MATERIAL:
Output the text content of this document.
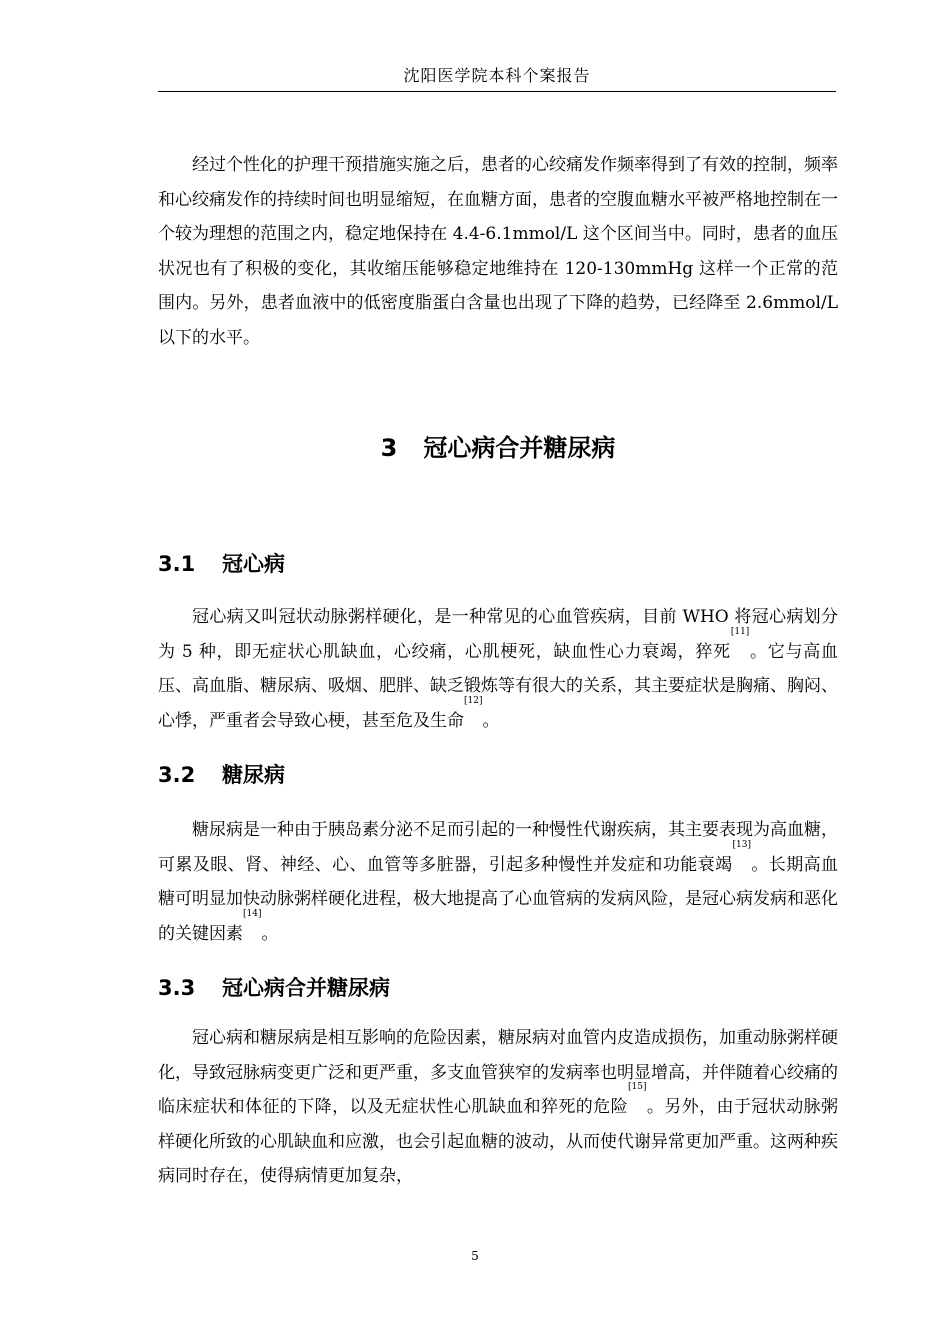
沈阳医学院本科个案报告

经过个性化的护理干预措施实施之后，患者的心绞痛发作频率得到了有效的控制，频率和心绞痛发作的持续时间也明显缩短，在血糖方面，患者的空腹血糖水平被严格地控制在一个较为理想的范围之内，稳定地保持在 4.4-6.1mmol/L 这个区间当中。同时，患者的血压状况也有了积极的变化，其收缩压能够稳定地维持在 120-130mmHg 这样一个正常的范围内。另外，患者血液中的低密度脂蛋白含量也出现了下降的趋势，已经降至 2.6mmol/L 以下的水平。

3 冠心病合并糖尿病
3.1 冠心病

冠心病又叫冠状动脉粥样硬化，是一种常见的心血管疾病，目前 WHO 将冠心病划分为 5 种，即无症状心肌缺血，心绞痛，心肌梗死，缺血性心力衰竭，猝死[11]。它与高血压、高血脂、糖尿病、吸烟、肥胖、缺乏锻炼等有很大的关系，其主要症状是胸痛、胸闷、心悸，严重者会导致心梗，甚至危及生命[12]。

3.2 糖尿病

糖尿病是一种由于胰岛素分泌不足而引起的一种慢性代谢疾病，其主要表现为高血糖，可累及眼、肾、神经、心、血管等多脏器，引起多种慢性并发症和功能衰竭[13]。长期高血糖可明显加快动脉粥样硬化进程，极大地提高了心血管病的发病风险，是冠心病发病和恶化的关键因素[14]。

3.3 冠心病合并糖尿病

冠心病和糖尿病是相互影响的危险因素，糖尿病对血管内皮造成损伤，加重动脉粥样硬化，导致冠脉病变更广泛和更严重，多支血管狭窄的发病率也明显增高，并伴随着心绞痛的临床症状和体征的下降，以及无症状性心肌缺血和猝死的危险[15]。另外，由于冠状动脉粥样硬化所致的心肌缺血和应激，也会引起血糖的波动，从而使代谢异常更加严重。这两种疾病同时存在，使得病情更加复杂，

5
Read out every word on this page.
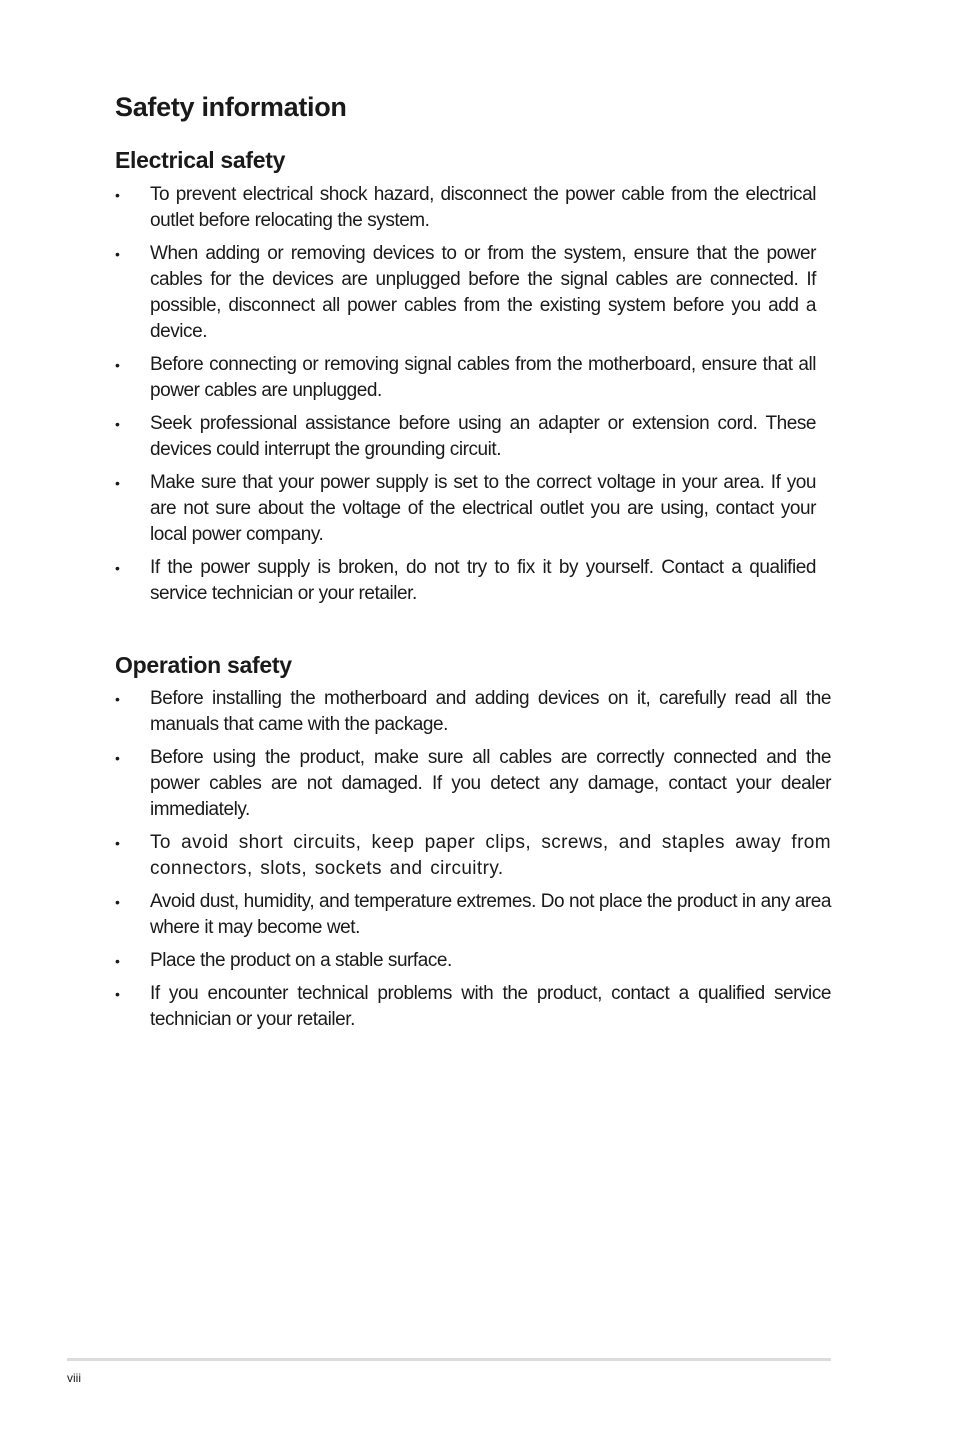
Safety information
Electrical safety
• To prevent electrical shock hazard, disconnect the power cable from the electrical outlet before relocating the system.
• When adding or removing devices to or from the system, ensure that the power cables for the devices are unplugged before the signal cables are connected. If possible, disconnect all power cables from the existing system before you add a device.
• Before connecting or removing signal cables from the motherboard, ensure that all power cables are unplugged.
• Seek professional assistance before using an adapter or extension cord. These devices could interrupt the grounding circuit.
• Make sure that your power supply is set to the correct voltage in your area. If you are not sure about the voltage of the electrical outlet you are using, contact your local power company.
• If the power supply is broken, do not try to fix it by yourself. Contact a qualified service technician or your retailer.
Operation safety
• Before installing the motherboard and adding devices on it, carefully read all the manuals that came with the package.
• Before using the product, make sure all cables are correctly connected and the power cables are not damaged. If you detect any damage, contact your dealer immediately.
• To avoid short circuits, keep paper clips, screws, and staples away from connectors, slots, sockets and circuitry.
• Avoid dust, humidity, and temperature extremes. Do not place the product in any area where it may become wet.
• Place the product on a stable surface.
• If you encounter technical problems with the product, contact a qualified service technician or your retailer.
viii
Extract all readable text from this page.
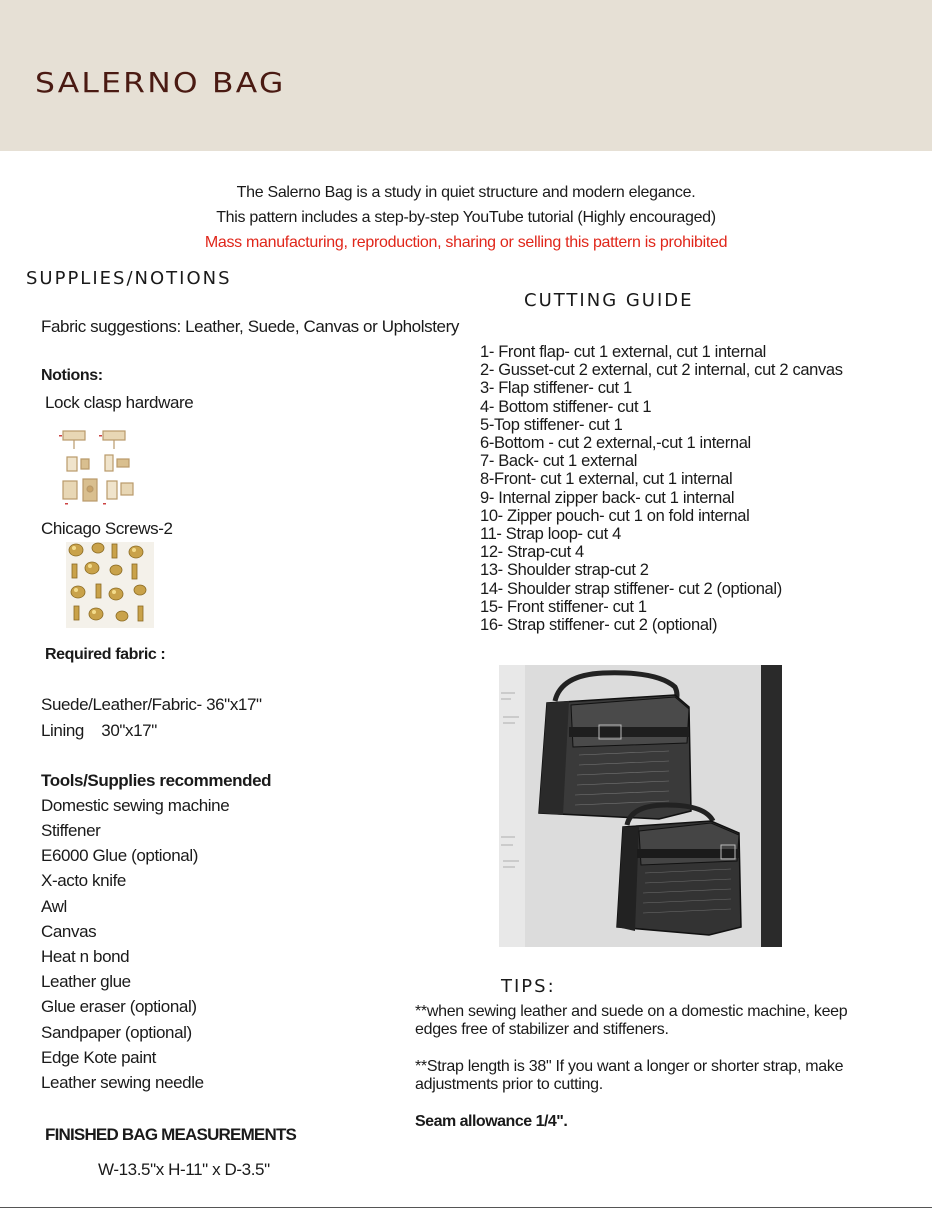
SALERNO BAG
The Salerno Bag is a study in quiet structure and modern elegance.
This pattern includes a step-by-step YouTube tutorial (Highly encouraged)
Mass manufacturing, reproduction, sharing or selling this pattern is prohibited
SUPPLIES/NOTIONS
Fabric suggestions: Leather, Suede, Canvas or Upholstery
Notions:
Lock clasp hardware
Chicago Screws-2
Required fabric :
Suede/Leather/Fabric- 36"x17"
Lining    30"x17"
Tools/Supplies recommended
Domestic sewing machine
Stiffener
E6000 Glue (optional)
X-acto knife
Awl
Canvas
Heat n bond
Leather glue
Glue eraser (optional)
Sandpaper (optional)
Edge Kote paint
Leather sewing needle
FINISHED BAG MEASUREMENTS
W-13.5"x H-11" x D-3.5"
CUTTING GUIDE
1- Front flap- cut 1 external, cut 1 internal
2- Gusset-cut 2 external, cut 2 internal, cut 2 canvas
3- Flap stiffener- cut 1
4- Bottom stiffener- cut 1
5-Top stiffener- cut 1
6-Bottom - cut 2 external,-cut 1 internal
7- Back- cut 1 external
8-Front- cut 1 external, cut 1 internal
9- Internal zipper back- cut 1 internal
10- Zipper pouch- cut 1 on fold internal
11- Strap loop- cut 4
12- Strap-cut 4
13- Shoulder strap-cut 2
14- Shoulder strap stiffener- cut 2 (optional)
15- Front stiffener- cut 1
16- Strap stiffener- cut 2 (optional)
TIPS:

**when sewing leather and suede on a domestic machine, keep edges free of stabilizer and stiffeners.

**Strap length is 38" If you want a longer or shorter strap, make adjustments prior to cutting.

Seam allowance 1/4".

SHORT EXERCISE:
Copy every line that contains the string "sewing".

ANSWER FOR THE TASK:
Domestic sewing machine
Leather sewing needle
**when sewing leather and suede on a domestic machine, keep edges free of stabilizer and stiffeners.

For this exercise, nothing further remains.